Start SOURCE DOCUMENT
In fact, the boy’s unerring skill at solving mazes has an interesting, counterintuitive effect. Previously, the boy’s eager seeking of his goal, and his thoughtless blundering into corners and dead-ends had a kind of naive charm to it. He was relatable in his overeagerness. Now, his implacable tracking towards his target and unhesitating avoidance of anything in his path eliminates that charming fallibility. The illusion of the boy having thoughts and desires is shattered. Instead of an eager boy, we have an unthinking automaton. By making the boy smarter, we have, ironically, made him seem entirely mindless.

The problem is that the boy has been given perfect knowledge of the maze, and can recall that information instantly and without error. We can no longer so easily identify with his situation. To bring his behaviour back into the familiar realm of the human, we have to reintroduce elements of discovery and error. This also requires us to add a great deal of complexity.

Previously the boy was given a map of the maze — a network of nodes and edges showing where walls blocked his path. Now, we give him a blank slate. His network of nodes and edges starts off fully connected, with each node having an edge connecting to its neighbours. The boy believes that all areas can be reached from anywhere, until he learns otherwise. This learning process is governed by a list of known walls he keeps in his memory. Every wall he knows about is stored there. When the boy sees a new wall, he pops its dimensions into his memory-bank, and he updates his understanding of the world. He finds all the edges in his map of the world which intersect with this new wall, and prunes them from the grid. Then he recalculates his path to his goal. Where before a path existed, now the edges between the nodes have been removed, and the path is gone. The boy must find a new route. As the boy moves around the maze, he encounters new walls and updates his map accordingly. When he discovers a dead end at the end of his route, he turns around and tries another way.

When we watch the boy traverse the maze with this new algorithm, he is relatable again. He stops, reconsiders, turns around and tries new approaches. We watch him take a wrong turn, discover his error, and then return to try another way. He takes far longer to complete the maze than previously, due to his many missteps. But, oddly, he seems more intelligent, not less. He’s slower at completing the maze, but now he’s genuinely solving a puzzle, and watching him, we can empathise with him. He learns from his mistakes, and slowly becomes an expert at traversing the maze he’s learnt.

Our boy is now quite sophisticated. He has a memory, he can see things in the world around him, and he can make plans and update them as his understanding of the world changes. But we’ve also found something interesting: What makes the boy seem intelligent isn’t how sophisticated his processes are, or how good he is at completing tasks. “Intelligence” is something less tangible. It’s about how much the boy’s behaviour resembles human behaviour. It’s about whether, looking at him, we can see ourselves.
End SOURCE DOCUMENT
Start TASK INPUTS
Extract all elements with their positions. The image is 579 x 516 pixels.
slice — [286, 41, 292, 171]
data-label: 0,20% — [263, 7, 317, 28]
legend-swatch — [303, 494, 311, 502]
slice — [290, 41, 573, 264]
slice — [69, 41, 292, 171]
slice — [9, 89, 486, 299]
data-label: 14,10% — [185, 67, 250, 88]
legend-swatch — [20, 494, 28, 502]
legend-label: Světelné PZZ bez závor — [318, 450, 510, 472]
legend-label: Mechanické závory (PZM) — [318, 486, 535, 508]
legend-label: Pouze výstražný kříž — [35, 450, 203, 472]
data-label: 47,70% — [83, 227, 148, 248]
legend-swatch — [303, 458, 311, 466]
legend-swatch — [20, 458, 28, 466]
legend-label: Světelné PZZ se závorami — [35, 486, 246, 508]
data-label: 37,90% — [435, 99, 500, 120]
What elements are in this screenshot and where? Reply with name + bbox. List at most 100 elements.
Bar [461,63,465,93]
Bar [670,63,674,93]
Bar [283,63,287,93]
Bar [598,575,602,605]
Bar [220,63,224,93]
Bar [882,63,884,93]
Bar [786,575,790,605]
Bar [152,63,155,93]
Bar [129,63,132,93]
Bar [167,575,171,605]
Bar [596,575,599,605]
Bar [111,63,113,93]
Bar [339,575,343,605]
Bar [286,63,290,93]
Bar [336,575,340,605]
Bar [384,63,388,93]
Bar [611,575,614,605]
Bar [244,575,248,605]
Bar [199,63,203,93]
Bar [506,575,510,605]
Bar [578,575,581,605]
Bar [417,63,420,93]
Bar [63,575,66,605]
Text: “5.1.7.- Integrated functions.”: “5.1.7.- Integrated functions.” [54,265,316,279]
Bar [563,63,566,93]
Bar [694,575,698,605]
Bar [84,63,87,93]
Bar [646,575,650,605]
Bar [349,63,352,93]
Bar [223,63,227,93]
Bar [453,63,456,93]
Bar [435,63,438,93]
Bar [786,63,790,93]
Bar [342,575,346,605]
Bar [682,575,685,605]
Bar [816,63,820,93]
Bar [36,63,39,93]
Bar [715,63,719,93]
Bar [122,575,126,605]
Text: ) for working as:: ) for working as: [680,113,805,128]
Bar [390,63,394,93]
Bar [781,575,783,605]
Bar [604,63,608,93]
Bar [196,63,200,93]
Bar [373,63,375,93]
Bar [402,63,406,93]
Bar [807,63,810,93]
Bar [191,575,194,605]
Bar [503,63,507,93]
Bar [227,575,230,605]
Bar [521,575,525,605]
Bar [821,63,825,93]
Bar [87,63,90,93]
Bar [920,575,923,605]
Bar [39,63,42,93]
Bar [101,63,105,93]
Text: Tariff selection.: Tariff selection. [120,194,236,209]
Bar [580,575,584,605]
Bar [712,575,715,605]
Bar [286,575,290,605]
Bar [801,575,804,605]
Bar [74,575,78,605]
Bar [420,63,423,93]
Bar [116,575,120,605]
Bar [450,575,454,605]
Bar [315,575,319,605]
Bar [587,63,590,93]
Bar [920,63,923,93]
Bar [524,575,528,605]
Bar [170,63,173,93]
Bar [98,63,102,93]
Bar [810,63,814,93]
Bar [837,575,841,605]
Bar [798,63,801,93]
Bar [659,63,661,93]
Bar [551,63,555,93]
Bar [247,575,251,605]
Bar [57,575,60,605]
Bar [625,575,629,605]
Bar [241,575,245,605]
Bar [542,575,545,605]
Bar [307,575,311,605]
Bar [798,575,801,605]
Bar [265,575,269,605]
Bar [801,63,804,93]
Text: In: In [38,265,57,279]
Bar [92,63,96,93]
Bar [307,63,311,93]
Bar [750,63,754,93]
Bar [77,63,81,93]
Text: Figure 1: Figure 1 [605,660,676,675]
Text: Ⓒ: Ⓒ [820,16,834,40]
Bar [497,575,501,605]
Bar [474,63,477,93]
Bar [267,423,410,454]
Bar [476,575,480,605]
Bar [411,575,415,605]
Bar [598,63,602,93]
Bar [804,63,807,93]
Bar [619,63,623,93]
End TASK INPUTS
TASK INSTRUCTIONS:
a – Retype the records word for word, everything from their first line down to and including the line that contains "Bar [63,575,66,605]".
b – Pick up the essay on the boy who solves mazes at the point where it stops, and write what comes next.
The records are unrelated to the essay about the maze-solving boy.

OUTPUTS:
a –
Extract all elements with their positions. The image is 579 x 516 pixels.
slice — [286, 41, 292, 171]
data-label: 0,20% — [263, 7, 317, 28]
legend-swatch — [303, 494, 311, 502]
slice — [290, 41, 573, 264]
slice — [69, 41, 292, 171]
slice — [9, 89, 486, 299]
data-label: 14,10% — [185, 67, 250, 88]
legend-swatch — [20, 494, 28, 502]
legend-label: Světelné PZZ bez závor — [318, 450, 510, 472]
legend-label: Mechanické závory (PZM) — [318, 486, 535, 508]
legend-label: Pouze výstražný kříž — [35, 450, 203, 472]
data-label: 47,70% — [83, 227, 148, 248]
legend-swatch — [303, 458, 311, 466]
legend-swatch — [20, 458, 28, 466]
legend-label: Světelné PZZ se závorami — [35, 486, 246, 508]
data-label: 37,90% — [435, 99, 500, 120]
What elements are in this screenshot and where? Reply with name + bbox. List at most 100 elements.
Bar [461,63,465,93]
Bar [670,63,674,93]
Bar [283,63,287,93]
Bar [598,575,602,605]
Bar [220,63,224,93]
Bar [882,63,884,93]
Bar [786,575,790,605]
Bar [152,63,155,93]
Bar [129,63,132,93]
Bar [167,575,171,605]
Bar [596,575,599,605]
Bar [111,63,113,93]
Bar [339,575,343,605]
Bar [286,63,290,93]
Bar [336,575,340,605]
Bar [384,63,388,93]
Bar [611,575,614,605]
Bar [244,575,248,605]
Bar [199,63,203,93]
Bar [506,575,510,605]
Bar [578,575,581,605]
Bar [417,63,420,93]
Bar [63,575,66,605]

b –
Goal-Oriented Action Planning

We’re nearly done with our boy. We’ve taught him steering, so he can seek out or flee a goal, and avoid obstacles along the way. We’ve taught him pathfinding, so that he can find his way to a goal even if that requires him to navigate a complex path. We’ve even given him a rudimentary memory — he can remember the walls he’s encountered, and use that memory to update his plans for getting to his goal. But all this goal-seeking feels a little short sighted. Our boy is a world-class talent at seeking a spot on a screen, but he has little idea what he’s going to do once he gets there. He’s got short-term goals, but no longer-term ambitions.

Let’s fix that. Let’s give our boy some facility for making plans: “first I’ll do this, then I’ll do that”. We’ll give him some proficiency not just at goal-seeking, but actual problem solving. This is what allows, for example, the guards in an action video game to patrol an area, and attack any intruders they discover. It’s the difference between the ghosts in Pac-Man, which each follow their own simple routine to chase the player around the maze, and the characters in The Sims, who lead complex lives and follow sophisticated routines, only needing the barest guidance from a human player.

There are lots of ways to do this, but the way we’re going to use is one that’s been used in some form in many popular video games. It’s called “goal-oriented action planning”, and it draws on some of the same pathfinding algorithms we’ve already learned about.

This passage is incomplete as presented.